§ WHAT TO DO
Reproduce each line exactly, including spacing and punctuation.

§ SUPPLIED MATERIAL
========================
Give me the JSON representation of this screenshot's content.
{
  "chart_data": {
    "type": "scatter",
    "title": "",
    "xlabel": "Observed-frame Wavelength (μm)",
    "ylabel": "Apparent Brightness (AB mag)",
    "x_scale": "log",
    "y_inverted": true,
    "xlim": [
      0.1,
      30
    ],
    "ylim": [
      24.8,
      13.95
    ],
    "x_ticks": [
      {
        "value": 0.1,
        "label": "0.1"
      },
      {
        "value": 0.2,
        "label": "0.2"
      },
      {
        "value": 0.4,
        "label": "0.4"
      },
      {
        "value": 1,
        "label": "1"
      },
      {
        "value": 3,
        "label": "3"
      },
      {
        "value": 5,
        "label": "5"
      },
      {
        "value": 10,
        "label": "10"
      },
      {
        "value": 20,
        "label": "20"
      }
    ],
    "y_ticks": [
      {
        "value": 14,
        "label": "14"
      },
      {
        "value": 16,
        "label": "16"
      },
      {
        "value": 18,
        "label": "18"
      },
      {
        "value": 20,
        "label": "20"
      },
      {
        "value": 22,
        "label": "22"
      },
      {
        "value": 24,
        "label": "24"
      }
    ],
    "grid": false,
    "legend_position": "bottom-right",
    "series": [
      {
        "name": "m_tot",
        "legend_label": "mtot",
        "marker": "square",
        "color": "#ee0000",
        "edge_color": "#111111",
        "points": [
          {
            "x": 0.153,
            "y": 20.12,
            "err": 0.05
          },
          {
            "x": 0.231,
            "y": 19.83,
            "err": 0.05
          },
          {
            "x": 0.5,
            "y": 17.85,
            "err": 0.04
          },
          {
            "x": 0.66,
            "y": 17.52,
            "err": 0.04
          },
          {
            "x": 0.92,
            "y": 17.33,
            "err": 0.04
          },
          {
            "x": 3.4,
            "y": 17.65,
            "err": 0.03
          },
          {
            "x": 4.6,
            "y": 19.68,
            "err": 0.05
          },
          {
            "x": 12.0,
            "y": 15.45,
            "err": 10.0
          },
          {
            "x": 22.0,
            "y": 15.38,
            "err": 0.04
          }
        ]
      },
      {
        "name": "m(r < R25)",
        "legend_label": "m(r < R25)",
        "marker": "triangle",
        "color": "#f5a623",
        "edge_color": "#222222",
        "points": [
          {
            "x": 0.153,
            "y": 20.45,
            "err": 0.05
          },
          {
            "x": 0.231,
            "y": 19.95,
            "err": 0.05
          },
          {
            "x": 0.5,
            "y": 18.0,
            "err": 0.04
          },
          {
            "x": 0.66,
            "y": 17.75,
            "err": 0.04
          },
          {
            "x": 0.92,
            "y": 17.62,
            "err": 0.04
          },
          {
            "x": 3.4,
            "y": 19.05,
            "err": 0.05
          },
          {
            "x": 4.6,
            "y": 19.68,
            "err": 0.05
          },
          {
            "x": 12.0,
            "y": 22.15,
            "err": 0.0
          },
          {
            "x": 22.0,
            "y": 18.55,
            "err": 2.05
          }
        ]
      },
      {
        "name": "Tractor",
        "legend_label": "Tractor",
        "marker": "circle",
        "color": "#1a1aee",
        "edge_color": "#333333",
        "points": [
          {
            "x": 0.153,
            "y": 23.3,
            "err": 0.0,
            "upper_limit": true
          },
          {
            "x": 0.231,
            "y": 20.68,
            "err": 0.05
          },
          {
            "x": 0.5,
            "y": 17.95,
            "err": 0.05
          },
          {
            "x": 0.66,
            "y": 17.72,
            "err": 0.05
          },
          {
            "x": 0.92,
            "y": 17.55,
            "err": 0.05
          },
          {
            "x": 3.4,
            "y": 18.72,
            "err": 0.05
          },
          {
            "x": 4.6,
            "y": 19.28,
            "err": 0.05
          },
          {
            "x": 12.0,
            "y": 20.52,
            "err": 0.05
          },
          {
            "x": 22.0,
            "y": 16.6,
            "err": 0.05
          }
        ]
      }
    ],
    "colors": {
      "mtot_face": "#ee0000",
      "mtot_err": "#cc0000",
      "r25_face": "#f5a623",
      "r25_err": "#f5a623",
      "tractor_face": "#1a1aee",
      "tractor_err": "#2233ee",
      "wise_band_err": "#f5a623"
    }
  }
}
========================
§ EXERCISE OUTPUT
Give me the JSON representation of this screenshot's content.
{
  "chart_data": {
    "type": "scatter",
    "title": "",
    "xlabel": "Observed-frame Wavelength (μm)",
    "ylabel": "Apparent Brightness (AB mag)",
    "x_scale": "log",
    "y_inverted": true,
    "xlim": [
      0.1,
      30
    ],
    "ylim": [
      24.8,
      13.95
    ],
    "x_ticks": [
      {
        "value": 0.1,
        "label": "0.1"
      },
      {
        "value": 0.2,
        "label": "0.2"
      },
      {
        "value": 0.4,
        "label": "0.4"
      },
      {
        "value": 1,
        "label": "1"
      },
      {
        "value": 3,
        "label": "3"
      },
      {
        "value": 5,
        "label": "5"
      },
      {
        "value": 10,
        "label": "10"
      },
      {
        "value": 20,
        "label": "20"
      }
    ],
    "y_ticks": [
      {
        "value": 14,
        "label": "14"
      },
      {
        "value": 16,
        "label": "16"
      },
      {
        "value": 18,
        "label": "18"
      },
      {
        "value": 20,
        "label": "20"
      },
      {
        "value": 22,
        "label": "22"
      },
      {
        "value": 24,
        "label": "24"
      }
    ],
    "grid": false,
    "legend_position": "bottom-right",
    "series": [
      {
        "name": "m_tot",
        "legend_label": "mtot",
        "marker": "square",
        "color": "#ee0000",
        "edge_color": "#111111",
        "points": [
          {
            "x": 0.153,
            "y": 20.12,
            "err": 0.05
          },
          {
            "x": 0.231,
            "y": 19.83,
            "err": 0.05
          },
          {
            "x": 0.5,
            "y": 17.85,
            "err": 0.04
          },
          {
            "x": 0.66,
            "y": 17.52,
            "err": 0.04
          },
          {
            "x": 0.92,
            "y": 17.33,
            "err": 0.04
          },
          {
            "x": 3.4,
            "y": 17.65,
            "err": 0.03
          },
          {
            "x": 4.6,
            "y": 19.68,
            "err": 0.05
          },
          {
            "x": 12.0,
            "y": 15.45,
            "err": 10.0
          },
          {
            "x": 22.0,
            "y": 15.38,
            "err": 0.04
          }
        ]
      },
      {
        "name": "m(r < R25)",
        "legend_label": "m(r < R25)",
        "marker": "triangle",
        "color": "#f5a623",
        "edge_color": "#222222",
        "points": [
          {
            "x": 0.153,
            "y": 20.45,
            "err": 0.05
          },
          {
            "x": 0.231,
            "y": 19.95,
            "err": 0.05
          },
          {
            "x": 0.5,
            "y": 18.0,
            "err": 0.04
          },
          {
            "x": 0.66,
            "y": 17.75,
            "err": 0.04
          },
          {
            "x": 0.92,
            "y": 17.62,
            "err": 0.04
          },
          {
            "x": 3.4,
            "y": 19.05,
            "err": 0.05
          },
          {
            "x": 4.6,
            "y": 19.68,
            "err": 0.05
          },
          {
            "x": 12.0,
            "y": 22.15,
            "err": 0.0
          },
          {
            "x": 22.0,
            "y": 18.55,
            "err": 2.05
          }
        ]
      },
      {
        "name": "Tractor",
        "legend_label": "Tractor",
        "marker": "circle",
        "color": "#1a1aee",
        "edge_color": "#333333",
        "points": [
          {
            "x": 0.153,
            "y": 23.3,
            "err": 0.0,
            "upper_limit": true
          },
          {
            "x": 0.231,
            "y": 20.68,
            "err": 0.05
          },
          {
            "x": 0.5,
            "y": 17.95,
            "err": 0.05
          },
          {
            "x": 0.66,
            "y": 17.72,
            "err": 0.05
          },
          {
            "x": 0.92,
            "y": 17.55,
            "err": 0.05
          },
          {
            "x": 3.4,
            "y": 18.72,
            "err": 0.05
          },
          {
            "x": 4.6,
            "y": 19.28,
            "err": 0.05
          },
          {
            "x": 12.0,
            "y": 20.52,
            "err": 0.05
          },
          {
            "x": 22.0,
            "y": 16.6,
            "err": 0.05
          }
        ]
      }
    ],
    "colors": {
      "mtot_face": "#ee0000",
      "mtot_err": "#cc0000",
      "r25_face": "#f5a623",
      "r25_err": "#f5a623",
      "tractor_face": "#1a1aee",
      "tractor_err": "#2233ee",
      "wise_band_err": "#f5a623"
    }
  }
}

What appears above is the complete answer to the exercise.